» **Exercise brief**:
Copy out every line of the following material without changing a single character.

» **Exercise input**:
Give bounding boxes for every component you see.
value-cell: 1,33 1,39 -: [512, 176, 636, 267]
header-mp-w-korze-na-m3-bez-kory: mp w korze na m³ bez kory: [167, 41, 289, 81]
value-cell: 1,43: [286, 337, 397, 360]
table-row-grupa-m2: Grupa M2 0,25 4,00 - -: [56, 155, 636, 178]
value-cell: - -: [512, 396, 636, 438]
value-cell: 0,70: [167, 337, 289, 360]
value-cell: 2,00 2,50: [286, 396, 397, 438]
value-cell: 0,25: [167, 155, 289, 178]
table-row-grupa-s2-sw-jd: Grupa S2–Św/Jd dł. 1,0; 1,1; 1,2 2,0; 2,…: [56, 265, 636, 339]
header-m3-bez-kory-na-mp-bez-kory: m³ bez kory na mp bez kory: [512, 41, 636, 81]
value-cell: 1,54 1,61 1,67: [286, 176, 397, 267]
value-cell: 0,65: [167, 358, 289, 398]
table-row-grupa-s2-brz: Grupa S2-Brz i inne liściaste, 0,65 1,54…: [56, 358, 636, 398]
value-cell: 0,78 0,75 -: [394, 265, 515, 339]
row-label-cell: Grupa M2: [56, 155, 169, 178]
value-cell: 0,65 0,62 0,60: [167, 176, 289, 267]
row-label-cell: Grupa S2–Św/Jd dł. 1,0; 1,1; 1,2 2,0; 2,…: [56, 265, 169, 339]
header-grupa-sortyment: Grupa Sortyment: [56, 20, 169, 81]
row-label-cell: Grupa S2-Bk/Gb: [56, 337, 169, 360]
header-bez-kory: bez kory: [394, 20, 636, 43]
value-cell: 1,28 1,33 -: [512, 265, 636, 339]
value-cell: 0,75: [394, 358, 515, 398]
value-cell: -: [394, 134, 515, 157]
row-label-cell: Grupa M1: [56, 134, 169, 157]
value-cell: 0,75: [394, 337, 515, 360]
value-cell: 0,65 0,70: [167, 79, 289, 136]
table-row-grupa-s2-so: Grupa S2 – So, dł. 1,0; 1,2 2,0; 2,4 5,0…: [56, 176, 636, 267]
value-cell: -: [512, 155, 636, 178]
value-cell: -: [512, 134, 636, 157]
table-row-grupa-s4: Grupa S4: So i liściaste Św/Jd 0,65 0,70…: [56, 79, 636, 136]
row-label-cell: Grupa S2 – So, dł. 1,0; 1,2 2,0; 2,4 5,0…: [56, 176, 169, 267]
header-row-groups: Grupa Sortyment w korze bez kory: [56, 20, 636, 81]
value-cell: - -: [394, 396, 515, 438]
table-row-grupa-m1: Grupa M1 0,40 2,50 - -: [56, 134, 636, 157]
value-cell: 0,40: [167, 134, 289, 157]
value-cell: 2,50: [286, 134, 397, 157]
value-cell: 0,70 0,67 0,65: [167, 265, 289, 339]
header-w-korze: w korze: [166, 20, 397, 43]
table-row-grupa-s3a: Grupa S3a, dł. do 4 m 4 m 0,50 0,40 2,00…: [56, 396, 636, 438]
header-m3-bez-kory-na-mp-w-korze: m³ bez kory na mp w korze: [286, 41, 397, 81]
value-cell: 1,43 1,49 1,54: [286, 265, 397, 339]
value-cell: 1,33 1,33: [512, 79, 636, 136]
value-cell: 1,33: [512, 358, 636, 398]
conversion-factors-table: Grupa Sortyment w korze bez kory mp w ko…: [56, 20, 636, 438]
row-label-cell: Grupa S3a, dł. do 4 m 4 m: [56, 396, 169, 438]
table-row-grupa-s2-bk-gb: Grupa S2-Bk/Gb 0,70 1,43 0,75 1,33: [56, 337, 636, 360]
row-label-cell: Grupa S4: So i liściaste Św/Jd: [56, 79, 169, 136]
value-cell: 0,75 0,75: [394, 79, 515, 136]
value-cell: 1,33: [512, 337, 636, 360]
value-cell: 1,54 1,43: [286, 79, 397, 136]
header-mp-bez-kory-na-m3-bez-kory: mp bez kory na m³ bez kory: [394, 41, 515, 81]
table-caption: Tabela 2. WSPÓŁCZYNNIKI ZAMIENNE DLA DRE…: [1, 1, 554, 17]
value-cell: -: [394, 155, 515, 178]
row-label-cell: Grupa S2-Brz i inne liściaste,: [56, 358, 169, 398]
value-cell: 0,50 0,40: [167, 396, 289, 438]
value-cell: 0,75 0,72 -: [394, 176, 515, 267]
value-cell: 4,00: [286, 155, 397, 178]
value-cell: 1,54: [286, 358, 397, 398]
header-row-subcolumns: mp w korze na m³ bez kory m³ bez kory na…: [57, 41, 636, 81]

» **Task solution**:
Give bounding boxes for every component you see.
value-cell: 1,33 1,39 -: [512, 176, 636, 267]
header-mp-w-korze-na-m3-bez-kory: mp w korze na m³ bez kory: [167, 41, 289, 81]
value-cell: 1,43: [286, 337, 397, 360]
table-row-grupa-m2: Grupa M2 0,25 4,00 - -: [56, 155, 636, 178]
value-cell: - -: [512, 396, 636, 438]
value-cell: 0,70: [167, 337, 289, 360]
value-cell: 2,00 2,50: [286, 396, 397, 438]
value-cell: 0,25: [167, 155, 289, 178]
table-row-grupa-s2-sw-jd: Grupa S2–Św/Jd dł. 1,0; 1,1; 1,2 2,0; 2,…: [56, 265, 636, 339]
header-m3-bez-kory-na-mp-bez-kory: m³ bez kory na mp bez kory: [512, 41, 636, 81]
value-cell: 1,54 1,61 1,67: [286, 176, 397, 267]
value-cell: 0,65: [167, 358, 289, 398]
table-row-grupa-s2-brz: Grupa S2-Brz i inne liściaste, 0,65 1,54…: [56, 358, 636, 398]
value-cell: 0,78 0,75 -: [394, 265, 515, 339]
row-label-cell: Grupa M2: [56, 155, 169, 178]
value-cell: 0,65 0,62 0,60: [167, 176, 289, 267]
row-label-cell: Grupa S2–Św/Jd dł. 1,0; 1,1; 1,2 2,0; 2,…: [56, 265, 169, 339]
header-grupa-sortyment: Grupa Sortyment: [56, 20, 169, 81]
row-label-cell: Grupa S2-Bk/Gb: [56, 337, 169, 360]
header-bez-kory: bez kory: [394, 20, 636, 43]
value-cell: 1,28 1,33 -: [512, 265, 636, 339]
value-cell: 0,75: [394, 358, 515, 398]
value-cell: -: [394, 134, 515, 157]
row-label-cell: Grupa M1: [56, 134, 169, 157]
value-cell: 0,75: [394, 337, 515, 360]
value-cell: 0,65 0,70: [167, 79, 289, 136]
table-row-grupa-s2-so: Grupa S2 – So, dł. 1,0; 1,2 2,0; 2,4 5,0…: [56, 176, 636, 267]
value-cell: -: [512, 155, 636, 178]
value-cell: -: [512, 134, 636, 157]
table-row-grupa-s4: Grupa S4: So i liściaste Św/Jd 0,65 0,70…: [56, 79, 636, 136]
row-label-cell: Grupa S2 – So, dł. 1,0; 1,2 2,0; 2,4 5,0…: [56, 176, 169, 267]
header-row-groups: Grupa Sortyment w korze bez kory: [56, 20, 636, 81]
value-cell: - -: [394, 396, 515, 438]
table-row-grupa-m1: Grupa M1 0,40 2,50 - -: [56, 134, 636, 157]
value-cell: 0,40: [167, 134, 289, 157]
value-cell: 2,50: [286, 134, 397, 157]
value-cell: 0,70 0,67 0,65: [167, 265, 289, 339]
header-w-korze: w korze: [166, 20, 397, 43]
table-row-grupa-s3a: Grupa S3a, dł. do 4 m 4 m 0,50 0,40 2,00…: [56, 396, 636, 438]
header-m3-bez-kory-na-mp-w-korze: m³ bez kory na mp w korze: [286, 41, 397, 81]
value-cell: 1,43 1,49 1,54: [286, 265, 397, 339]
value-cell: 1,33 1,33: [512, 79, 636, 136]
value-cell: 1,33: [512, 358, 636, 398]
conversion-factors-table: Grupa Sortyment w korze bez kory mp w ko…: [56, 20, 636, 438]
row-label-cell: Grupa S3a, dł. do 4 m 4 m: [56, 396, 169, 438]
table-row-grupa-s2-bk-gb: Grupa S2-Bk/Gb 0,70 1,43 0,75 1,33: [56, 337, 636, 360]
row-label-cell: Grupa S4: So i liściaste Św/Jd: [56, 79, 169, 136]
value-cell: 0,75 0,75: [394, 79, 515, 136]
value-cell: 1,33: [512, 337, 636, 360]
value-cell: 1,54 1,43: [286, 79, 397, 136]
header-mp-bez-kory-na-m3-bez-kory: mp bez kory na m³ bez kory: [394, 41, 515, 81]
table-caption: Tabela 2. WSPÓŁCZYNNIKI ZAMIENNE DLA DRE…: [1, 1, 554, 17]
value-cell: -: [394, 155, 515, 178]
row-label-cell: Grupa S2-Brz i inne liściaste,: [56, 358, 169, 398]
value-cell: 0,50 0,40: [167, 396, 289, 438]
value-cell: 0,75 0,72 -: [394, 176, 515, 267]
value-cell: 4,00: [286, 155, 397, 178]
value-cell: 1,54: [286, 358, 397, 398]
header-row-subcolumns: mp w korze na m³ bez kory m³ bez kory na…: [57, 41, 636, 81]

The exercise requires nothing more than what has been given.